**** Records

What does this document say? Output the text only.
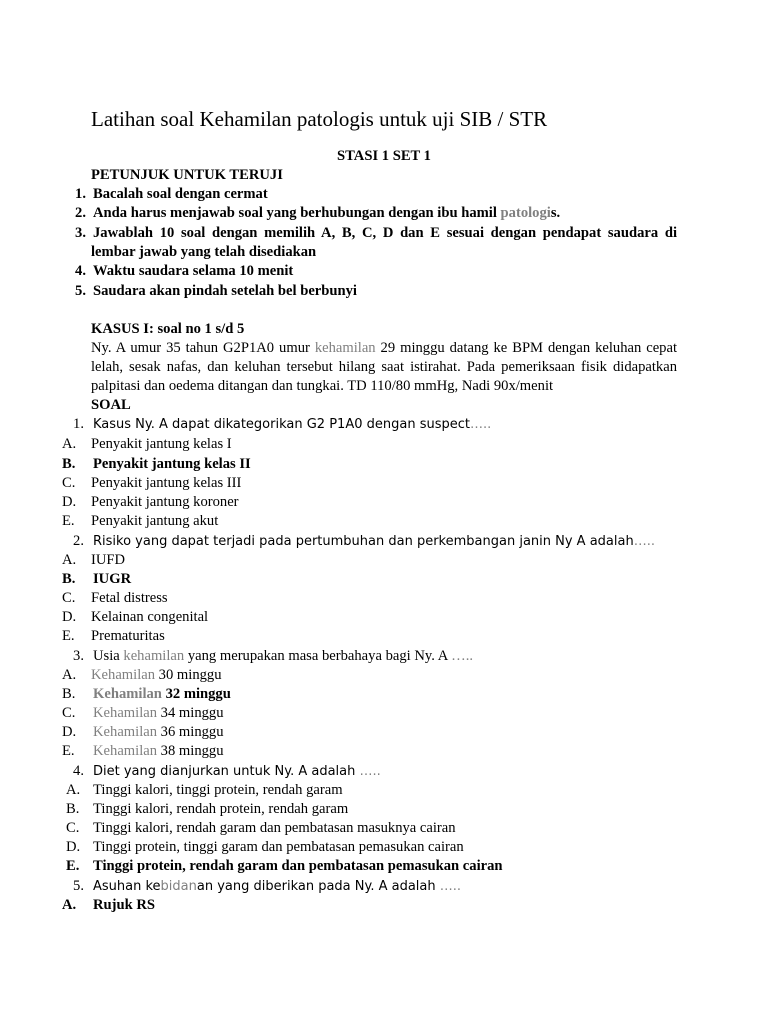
Latihan soal Kehamilan patologis untuk uji SIB / STR
STASI 1 SET 1
PETUNJUK UNTUK TERUJI
1. Bacalah soal dengan cermat
2. Anda harus menjawab soal yang berhubungan dengan ibu hamil patologis.
3. Jawablah 10 soal dengan memilih A, B, C, D dan E sesuai dengan pendapat saudara di
lembar jawab yang telah disediakan
4. Waktu saudara selama 10 menit
5. Saudara akan pindah setelah bel berbunyi
KASUS I: soal no 1 s/d 5
Ny. A umur 35 tahun G2P1A0 umur kehamilan 29 minggu datang ke BPM dengan keluhan cepat
lelah, sesak nafas, dan keluhan tersebut hilang saat istirahat. Pada pemeriksaan fisik didapatkan
palpitasi dan oedema ditangan dan tungkai. TD 110/80 mmHg, Nadi 90x/menit
SOAL
1. Kasus Ny. A dapat dikategorikan G2 P1A0 dengan suspect…..
A. Penyakit jantung kelas I
B. Penyakit jantung kelas II
C. Penyakit jantung kelas III
D. Penyakit jantung koroner
E. Penyakit jantung akut
2. Risiko yang dapat terjadi pada pertumbuhan dan perkembangan janin Ny A adalah…..
A. IUFD
B. IUGR
C. Fetal distress
D. Kelainan congenital
E. Prematuritas
3. Usia kehamilan yang merupakan masa berbahaya bagi Ny. A …..
A. Kehamilan 30 minggu
B. Kehamilan 32 minggu
C. Kehamilan 34 minggu
D. Kehamilan 36 minggu
E. Kehamilan 38 minggu
4. Diet yang dianjurkan untuk Ny. A adalah …..
A. Tinggi kalori, tinggi protein, rendah garam
B. Tinggi kalori, rendah protein, rendah garam
C. Tinggi kalori, rendah garam dan pembatasan masuknya cairan
D. Tinggi protein, tinggi garam dan pembatasan pemasukan cairan
E. Tinggi protein, rendah garam dan pembatasan pemasukan cairan
5. Asuhan kebidanan yang diberikan pada Ny. A adalah …..
A. Rujuk RS
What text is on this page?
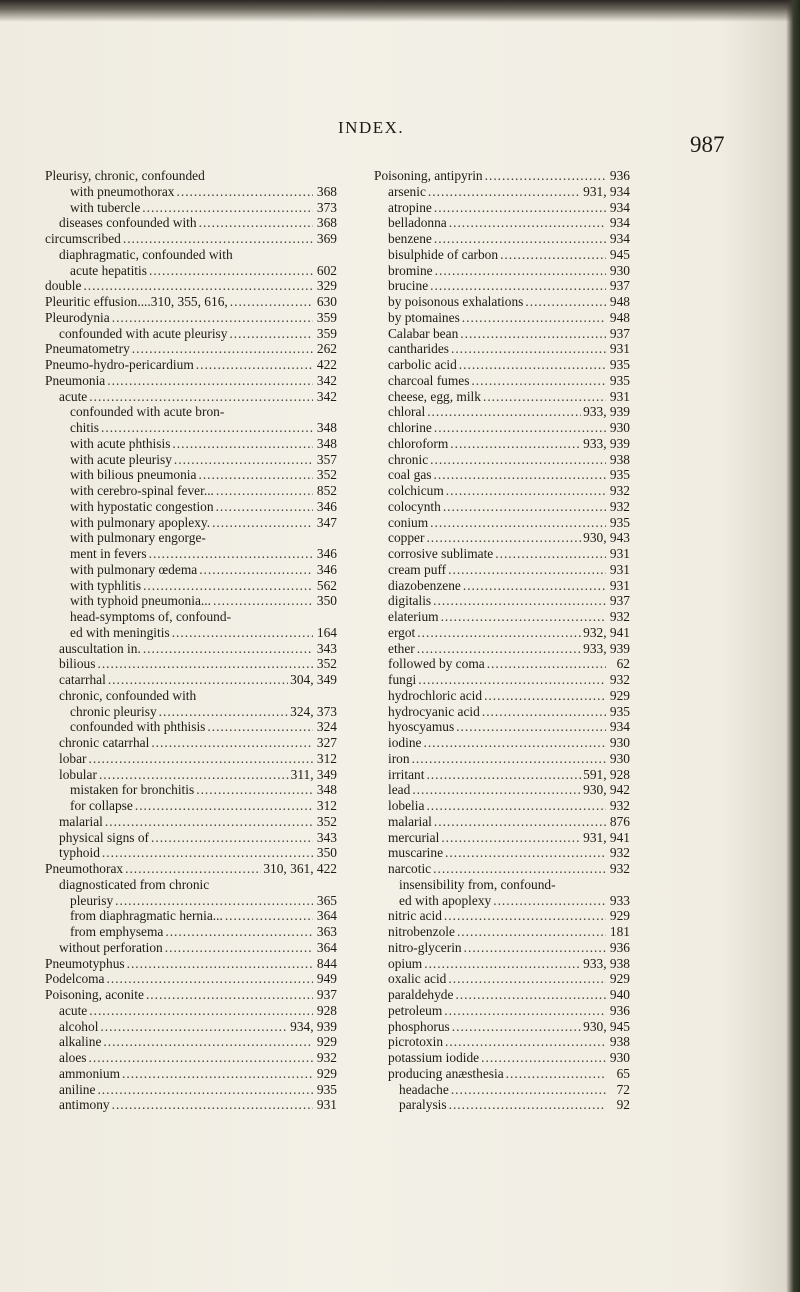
INDEX.
987
Pleurisy, chronic, confounded
with pneumothorax .....	368
with tubercle .....	373
diseases confounded with .....	368
circumscribed .....	369
diaphragmatic, confounded with
acute hepatitis .....	602
double .....	329
Pleuritic effusion....310, 355, 616, .....	630
Pleurodynia .....	359
confounded with acute pleurisy .....	359
Pneumatometry .....	262
Pneumo-hydro-pericardium .....	422
Pneumonia .....	342
acute .....	342
confounded with acute bron-
chitis .....	348
with acute phthisis .....	348
with acute pleurisy .....	357
with bilious pneumonia .....	352
with cerebro-spinal fever... .....	852
with hypostatic congestion .....	346
with pulmonary apoplexy. .....	347
with pulmonary engorge-
ment in fevers .....	346
with pulmonary œdema .....	346
with typhlitis .....	562
with typhoid pneumonia... .....	350
head-symptoms of, confound-
ed with meningitis .....	164
auscultation in. .....	343
bilious .....	352
catarrhal .....	304, 349
chronic, confounded with
chronic pleurisy .....	324, 373
confounded with phthisis .....	324
chronic catarrhal .....	327
lobar .....	312
lobular .....	311, 349
mistaken for bronchitis .....	348
for collapse .....	312
malarial .....	352
physical signs of .....	343
typhoid .....	350
Pneumothorax .....	310, 361, 422
diagnosticated from chronic
pleurisy .....	365
from diaphragmatic hernia... .....	364
from emphysema .....	363
without perforation .....	364
Pneumotyphus .....	844
Podelcoma .....	949
Poisoning, aconite .....	937
acute .....	928
alcohol .....	934, 939
alkaline .....	929
aloes .....	932
ammonium .....	929
aniline .....	935
antimony .....	931
Poisoning, antipyrin .....	936
arsenic .....	931, 934
atropine .....	934
belladonna .....	934
benzene .....	934
bisulphide of carbon .....	945
bromine .....	930
brucine .....	937
by poisonous exhalations .....	948
by ptomaines .....	948
Calabar bean .....	937
cantharides .....	931
carbolic acid .....	935
charcoal fumes .....	935
cheese, egg, milk .....	931
chloral .....	933, 939
chlorine .....	930
chloroform .....	933, 939
chronic .....	938
coal gas .....	935
colchicum .....	932
colocynth .....	932
conium .....	935
copper .....	930, 943
corrosive sublimate .....	931
cream puff .....	931
diazobenzene .....	931
digitalis .....	937
elaterium .....	932
ergot .....	932, 941
ether .....	933, 939
followed by coma .....	62
fungi .....	932
hydrochloric acid .....	929
hydrocyanic acid .....	935
hyoscyamus .....	934
iodine .....	930
iron .....	930
irritant .....	591, 928
lead .....	930, 942
lobelia .....	932
malarial .....	876
mercurial .....	931, 941
muscarine .....	932
narcotic .....	932
insensibility from, confound-
ed with apoplexy .....	933
nitric acid .....	929
nitrobenzole .....	181
nitro-glycerin .....	936
opium .....	933, 938
oxalic acid .....	929
paraldehyde .....	940
petroleum .....	936
phosphorus .....	930, 945
picrotoxin .....	938
potassium iodide .....	930
producing anæsthesia .....	65
headache .....	72
paralysis .....	92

********

Prompt: Without the pictures, give all of the entries above again exactly.

Exercise answer:
What does this document say? Output the text only.
Latihan soal Kehamilan patologis untuk uji SIB / STR
STASI 1 SET 1
PETUNJUK UNTUK TERUJI
1. Bacalah soal dengan cermat
2. Anda harus menjawab soal yang berhubungan dengan ibu hamil patologis.
3. Jawablah 10 soal dengan memilih A, B, C, D dan E sesuai dengan pendapat saudara di
lembar jawab yang telah disediakan
4. Waktu saudara selama 10 menit
5. Saudara akan pindah setelah bel berbunyi
KASUS I: soal no 1 s/d 5
Ny. A umur 35 tahun G2P1A0 umur kehamilan 29 minggu datang ke BPM dengan keluhan cepat
lelah, sesak nafas, dan keluhan tersebut hilang saat istirahat. Pada pemeriksaan fisik didapatkan
palpitasi dan oedema ditangan dan tungkai. TD 110/80 mmHg, Nadi 90x/menit
SOAL
1. Kasus Ny. A dapat dikategorikan G2 P1A0 dengan suspect…..
A. Penyakit jantung kelas I
B. Penyakit jantung kelas II
C. Penyakit jantung kelas III
D. Penyakit jantung koroner
E. Penyakit jantung akut
2. Risiko yang dapat terjadi pada pertumbuhan dan perkembangan janin Ny A adalah…..
A. IUFD
B. IUGR
C. Fetal distress
D. Kelainan congenital
E. Prematuritas
3. Usia kehamilan yang merupakan masa berbahaya bagi Ny. A …..
A. Kehamilan 30 minggu
B. Kehamilan 32 minggu
C. Kehamilan 34 minggu
D. Kehamilan 36 minggu
E. Kehamilan 38 minggu
4. Diet yang dianjurkan untuk Ny. A adalah …..
A. Tinggi kalori, tinggi protein, rendah garam
B. Tinggi kalori, rendah protein, rendah garam
C. Tinggi kalori, rendah garam dan pembatasan masuknya cairan
D. Tinggi protein, tinggi garam dan pembatasan pemasukan cairan
E. Tinggi protein, rendah garam dan pembatasan pemasukan cairan
5. Asuhan kebidanan yang diberikan pada Ny. A adalah …..
A. Rujuk RS
What text is on this page?
INDEX.
987
Pleurisy, chronic, confounded
with pneumothorax .....	368
with tubercle .....	373
diseases confounded with .....	368
circumscribed .....	369
diaphragmatic, confounded with
acute hepatitis .....	602
double .....	329
Pleuritic effusion....310, 355, 616, .....	630
Pleurodynia .....	359
confounded with acute pleurisy .....	359
Pneumatometry .....	262
Pneumo-hydro-pericardium .....	422
Pneumonia .....	342
acute .....	342
confounded with acute bron-
chitis .....	348
with acute phthisis .....	348
with acute pleurisy .....	357
with bilious pneumonia .....	352
with cerebro-spinal fever... .....	852
with hypostatic congestion .....	346
with pulmonary apoplexy. .....	347
with pulmonary engorge-
ment in fevers .....	346
with pulmonary œdema .....	346
with typhlitis .....	562
with typhoid pneumonia... .....	350
head-symptoms of, confound-
ed with meningitis .....	164
auscultation in. .....	343
bilious .....	352
catarrhal .....	304, 349
chronic, confounded with
chronic pleurisy .....	324, 373
confounded with phthisis .....	324
chronic catarrhal .....	327
lobar .....	312
lobular .....	311, 349
mistaken for bronchitis .....	348
for collapse .....	312
malarial .....	352
physical signs of .....	343
typhoid .....	350
Pneumothorax .....	310, 361, 422
diagnosticated from chronic
pleurisy .....	365
from diaphragmatic hernia... .....	364
from emphysema .....	363
without perforation .....	364
Pneumotyphus .....	844
Podelcoma .....	949
Poisoning, aconite .....	937
acute .....	928
alcohol .....	934, 939
alkaline .....	929
aloes .....	932
ammonium .....	929
aniline .....	935
antimony .....	931
Poisoning, antipyrin .....	936
arsenic .....	931, 934
atropine .....	934
belladonna .....	934
benzene .....	934
bisulphide of carbon .....	945
bromine .....	930
brucine .....	937
by poisonous exhalations .....	948
by ptomaines .....	948
Calabar bean .....	937
cantharides .....	931
carbolic acid .....	935
charcoal fumes .....	935
cheese, egg, milk .....	931
chloral .....	933, 939
chlorine .....	930
chloroform .....	933, 939
chronic .....	938
coal gas .....	935
colchicum .....	932
colocynth .....	932
conium .....	935
copper .....	930, 943
corrosive sublimate .....	931
cream puff .....	931
diazobenzene .....	931
digitalis .....	937
elaterium .....	932
ergot .....	932, 941
ether .....	933, 939
followed by coma .....	62
fungi .....	932
hydrochloric acid .....	929
hydrocyanic acid .....	935
hyoscyamus .....	934
iodine .....	930
iron .....	930
irritant .....	591, 928
lead .....	930, 942
lobelia .....	932
malarial .....	876
mercurial .....	931, 941
muscarine .....	932
narcotic .....	932
insensibility from, confound-
ed with apoplexy .....	933
nitric acid .....	929
nitrobenzole .....	181
nitro-glycerin .....	936
opium .....	933, 938
oxalic acid .....	929
paraldehyde .....	940
petroleum .....	936
phosphorus .....	930, 945
picrotoxin .....	938
potassium iodide .....	930
producing anæsthesia .....	65
headache .....	72
paralysis .....	92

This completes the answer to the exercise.